## Start

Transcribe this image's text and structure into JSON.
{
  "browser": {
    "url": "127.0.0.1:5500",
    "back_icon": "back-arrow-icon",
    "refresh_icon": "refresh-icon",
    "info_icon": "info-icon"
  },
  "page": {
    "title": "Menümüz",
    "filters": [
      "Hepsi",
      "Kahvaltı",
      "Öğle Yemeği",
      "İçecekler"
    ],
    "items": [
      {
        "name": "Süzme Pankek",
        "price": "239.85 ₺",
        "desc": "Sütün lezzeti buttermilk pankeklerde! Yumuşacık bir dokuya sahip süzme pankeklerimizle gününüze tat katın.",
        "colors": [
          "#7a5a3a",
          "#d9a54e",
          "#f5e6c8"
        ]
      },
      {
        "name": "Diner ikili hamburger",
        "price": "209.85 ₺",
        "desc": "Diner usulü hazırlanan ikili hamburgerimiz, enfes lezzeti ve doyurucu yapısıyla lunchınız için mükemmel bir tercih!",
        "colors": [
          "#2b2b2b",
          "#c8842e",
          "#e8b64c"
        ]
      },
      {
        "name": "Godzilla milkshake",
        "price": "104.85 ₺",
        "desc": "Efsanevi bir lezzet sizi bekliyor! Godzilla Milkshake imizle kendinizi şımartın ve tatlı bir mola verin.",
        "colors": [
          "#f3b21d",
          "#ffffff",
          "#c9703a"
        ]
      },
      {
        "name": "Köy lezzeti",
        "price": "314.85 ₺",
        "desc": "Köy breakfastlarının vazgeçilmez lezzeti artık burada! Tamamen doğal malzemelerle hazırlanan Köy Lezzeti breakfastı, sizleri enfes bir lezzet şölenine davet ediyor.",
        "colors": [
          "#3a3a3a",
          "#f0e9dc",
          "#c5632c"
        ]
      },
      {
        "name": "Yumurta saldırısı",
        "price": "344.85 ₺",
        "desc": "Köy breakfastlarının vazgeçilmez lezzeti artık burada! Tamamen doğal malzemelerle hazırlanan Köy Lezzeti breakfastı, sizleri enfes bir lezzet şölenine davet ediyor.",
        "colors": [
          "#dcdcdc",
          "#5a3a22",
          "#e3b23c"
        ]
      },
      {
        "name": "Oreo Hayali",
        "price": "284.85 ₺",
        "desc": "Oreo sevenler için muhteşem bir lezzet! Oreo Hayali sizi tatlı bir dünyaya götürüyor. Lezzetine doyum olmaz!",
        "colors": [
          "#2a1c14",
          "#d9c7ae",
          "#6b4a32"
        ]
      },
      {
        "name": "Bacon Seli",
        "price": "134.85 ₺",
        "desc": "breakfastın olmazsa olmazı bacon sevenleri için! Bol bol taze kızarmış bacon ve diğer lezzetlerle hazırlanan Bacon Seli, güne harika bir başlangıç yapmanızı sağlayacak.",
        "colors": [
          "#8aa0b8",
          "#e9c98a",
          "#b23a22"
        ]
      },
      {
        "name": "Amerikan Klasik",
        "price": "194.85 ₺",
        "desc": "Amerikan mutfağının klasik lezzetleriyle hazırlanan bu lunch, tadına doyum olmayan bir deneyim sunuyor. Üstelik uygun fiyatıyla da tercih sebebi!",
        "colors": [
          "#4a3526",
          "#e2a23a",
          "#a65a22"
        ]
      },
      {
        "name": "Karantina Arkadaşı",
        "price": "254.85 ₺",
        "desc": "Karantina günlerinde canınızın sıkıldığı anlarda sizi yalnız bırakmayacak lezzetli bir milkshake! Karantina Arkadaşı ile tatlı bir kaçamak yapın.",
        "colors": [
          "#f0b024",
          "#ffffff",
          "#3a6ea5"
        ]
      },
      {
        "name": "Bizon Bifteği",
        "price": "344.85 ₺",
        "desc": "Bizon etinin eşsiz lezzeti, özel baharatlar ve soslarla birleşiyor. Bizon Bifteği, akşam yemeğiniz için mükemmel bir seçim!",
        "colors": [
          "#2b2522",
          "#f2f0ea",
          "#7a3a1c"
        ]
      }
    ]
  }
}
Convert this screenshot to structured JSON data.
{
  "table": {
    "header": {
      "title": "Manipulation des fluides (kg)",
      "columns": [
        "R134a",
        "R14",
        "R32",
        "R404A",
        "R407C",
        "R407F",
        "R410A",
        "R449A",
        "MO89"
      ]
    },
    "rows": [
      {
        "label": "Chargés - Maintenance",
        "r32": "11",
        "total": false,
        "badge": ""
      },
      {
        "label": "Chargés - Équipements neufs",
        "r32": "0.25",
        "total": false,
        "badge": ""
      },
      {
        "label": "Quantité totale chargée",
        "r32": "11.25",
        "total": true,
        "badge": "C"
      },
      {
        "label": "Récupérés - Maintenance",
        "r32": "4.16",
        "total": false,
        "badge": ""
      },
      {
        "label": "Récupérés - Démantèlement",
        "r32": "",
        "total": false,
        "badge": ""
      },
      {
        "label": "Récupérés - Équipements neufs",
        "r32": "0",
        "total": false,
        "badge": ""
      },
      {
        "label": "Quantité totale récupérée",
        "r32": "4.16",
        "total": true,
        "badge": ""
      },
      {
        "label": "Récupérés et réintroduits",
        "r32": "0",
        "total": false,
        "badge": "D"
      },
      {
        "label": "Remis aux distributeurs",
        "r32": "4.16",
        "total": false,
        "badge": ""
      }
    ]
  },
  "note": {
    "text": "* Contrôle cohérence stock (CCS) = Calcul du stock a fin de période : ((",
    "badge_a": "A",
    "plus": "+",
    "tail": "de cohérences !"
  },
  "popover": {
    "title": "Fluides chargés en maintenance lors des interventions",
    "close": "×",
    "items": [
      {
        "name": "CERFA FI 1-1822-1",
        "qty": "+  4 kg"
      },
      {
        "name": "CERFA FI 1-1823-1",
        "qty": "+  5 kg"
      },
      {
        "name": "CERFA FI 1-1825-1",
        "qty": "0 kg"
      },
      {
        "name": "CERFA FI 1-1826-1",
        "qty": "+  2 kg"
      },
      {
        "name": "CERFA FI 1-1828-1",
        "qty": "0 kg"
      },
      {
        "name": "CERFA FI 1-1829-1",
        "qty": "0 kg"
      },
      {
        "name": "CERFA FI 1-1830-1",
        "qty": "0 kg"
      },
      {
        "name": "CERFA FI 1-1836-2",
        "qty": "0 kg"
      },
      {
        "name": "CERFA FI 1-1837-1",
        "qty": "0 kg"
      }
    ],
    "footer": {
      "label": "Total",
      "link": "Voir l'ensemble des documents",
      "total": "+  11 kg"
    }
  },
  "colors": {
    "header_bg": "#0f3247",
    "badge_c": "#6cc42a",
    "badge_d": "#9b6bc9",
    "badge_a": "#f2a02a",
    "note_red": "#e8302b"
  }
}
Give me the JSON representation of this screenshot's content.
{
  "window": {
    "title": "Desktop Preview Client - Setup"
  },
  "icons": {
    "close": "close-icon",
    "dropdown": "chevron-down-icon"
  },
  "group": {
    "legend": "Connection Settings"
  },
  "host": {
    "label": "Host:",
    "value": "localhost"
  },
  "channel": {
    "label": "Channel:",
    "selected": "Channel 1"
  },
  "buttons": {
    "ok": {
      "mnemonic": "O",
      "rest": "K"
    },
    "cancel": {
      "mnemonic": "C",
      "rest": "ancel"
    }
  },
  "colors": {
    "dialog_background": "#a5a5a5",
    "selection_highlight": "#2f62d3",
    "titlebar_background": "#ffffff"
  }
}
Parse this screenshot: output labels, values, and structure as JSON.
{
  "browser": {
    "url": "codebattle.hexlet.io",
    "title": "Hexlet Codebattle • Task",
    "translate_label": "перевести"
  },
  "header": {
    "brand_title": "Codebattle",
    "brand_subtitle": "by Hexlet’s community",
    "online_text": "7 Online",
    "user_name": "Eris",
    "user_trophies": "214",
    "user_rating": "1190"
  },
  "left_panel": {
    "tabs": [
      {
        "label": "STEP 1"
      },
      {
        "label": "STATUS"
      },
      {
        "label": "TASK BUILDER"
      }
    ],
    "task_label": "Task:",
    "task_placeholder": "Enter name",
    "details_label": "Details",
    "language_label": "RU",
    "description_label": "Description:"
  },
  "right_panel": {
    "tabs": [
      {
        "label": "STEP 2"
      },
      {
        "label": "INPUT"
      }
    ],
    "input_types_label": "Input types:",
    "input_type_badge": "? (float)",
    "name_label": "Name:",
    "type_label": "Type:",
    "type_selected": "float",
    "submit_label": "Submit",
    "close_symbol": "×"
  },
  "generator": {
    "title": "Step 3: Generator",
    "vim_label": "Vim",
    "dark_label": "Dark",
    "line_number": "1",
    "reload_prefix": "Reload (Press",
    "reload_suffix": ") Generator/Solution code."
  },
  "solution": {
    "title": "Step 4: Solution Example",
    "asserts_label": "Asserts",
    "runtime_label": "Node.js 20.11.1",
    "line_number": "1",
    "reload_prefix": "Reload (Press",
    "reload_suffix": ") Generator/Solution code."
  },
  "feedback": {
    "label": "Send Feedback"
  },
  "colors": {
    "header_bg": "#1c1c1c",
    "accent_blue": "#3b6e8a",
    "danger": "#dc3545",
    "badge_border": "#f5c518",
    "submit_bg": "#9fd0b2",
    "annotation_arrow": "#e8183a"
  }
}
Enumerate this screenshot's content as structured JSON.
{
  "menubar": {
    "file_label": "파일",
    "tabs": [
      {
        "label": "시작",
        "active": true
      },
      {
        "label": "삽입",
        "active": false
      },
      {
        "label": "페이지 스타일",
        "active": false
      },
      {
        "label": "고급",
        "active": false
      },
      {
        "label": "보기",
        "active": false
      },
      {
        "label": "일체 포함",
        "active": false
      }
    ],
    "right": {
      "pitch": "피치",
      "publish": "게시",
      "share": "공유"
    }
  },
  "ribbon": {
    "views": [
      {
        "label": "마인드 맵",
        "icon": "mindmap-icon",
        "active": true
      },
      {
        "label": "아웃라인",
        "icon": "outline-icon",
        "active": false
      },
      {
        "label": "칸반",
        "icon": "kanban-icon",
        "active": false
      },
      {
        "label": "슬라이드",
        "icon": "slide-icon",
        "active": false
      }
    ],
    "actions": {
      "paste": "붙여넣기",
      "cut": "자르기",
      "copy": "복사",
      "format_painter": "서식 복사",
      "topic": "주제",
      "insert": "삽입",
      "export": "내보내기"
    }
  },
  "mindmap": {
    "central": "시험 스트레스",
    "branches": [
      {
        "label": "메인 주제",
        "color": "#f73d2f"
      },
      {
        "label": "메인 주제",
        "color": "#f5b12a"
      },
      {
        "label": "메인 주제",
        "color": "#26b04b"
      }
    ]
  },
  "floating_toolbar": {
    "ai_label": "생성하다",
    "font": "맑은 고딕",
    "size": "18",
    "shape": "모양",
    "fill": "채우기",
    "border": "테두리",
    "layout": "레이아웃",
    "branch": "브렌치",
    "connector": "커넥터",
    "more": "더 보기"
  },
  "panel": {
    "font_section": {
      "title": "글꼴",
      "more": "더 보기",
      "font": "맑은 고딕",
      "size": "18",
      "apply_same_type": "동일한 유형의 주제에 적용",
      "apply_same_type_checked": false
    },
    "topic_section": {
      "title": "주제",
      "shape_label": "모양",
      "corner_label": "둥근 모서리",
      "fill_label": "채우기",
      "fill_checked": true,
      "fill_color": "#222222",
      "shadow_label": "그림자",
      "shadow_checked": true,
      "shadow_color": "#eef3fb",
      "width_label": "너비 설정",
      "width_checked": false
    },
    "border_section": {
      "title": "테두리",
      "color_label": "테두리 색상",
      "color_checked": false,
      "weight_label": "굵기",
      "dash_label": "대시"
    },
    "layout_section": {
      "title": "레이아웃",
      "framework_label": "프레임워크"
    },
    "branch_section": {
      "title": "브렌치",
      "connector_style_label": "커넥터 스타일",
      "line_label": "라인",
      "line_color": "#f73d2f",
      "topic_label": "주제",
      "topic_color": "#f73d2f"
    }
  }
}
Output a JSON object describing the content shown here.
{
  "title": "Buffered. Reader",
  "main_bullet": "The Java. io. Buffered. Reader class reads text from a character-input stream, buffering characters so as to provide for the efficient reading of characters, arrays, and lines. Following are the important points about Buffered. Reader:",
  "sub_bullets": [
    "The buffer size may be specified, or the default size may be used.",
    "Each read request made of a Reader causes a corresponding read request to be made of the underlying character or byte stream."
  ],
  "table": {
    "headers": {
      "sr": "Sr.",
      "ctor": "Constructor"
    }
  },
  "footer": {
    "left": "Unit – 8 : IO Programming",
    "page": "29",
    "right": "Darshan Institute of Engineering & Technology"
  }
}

## End

### [STATED PROBLEM]
Give only the number of lines in the listing above that include the string "totale".

### [REPLY TO THE TASK]
2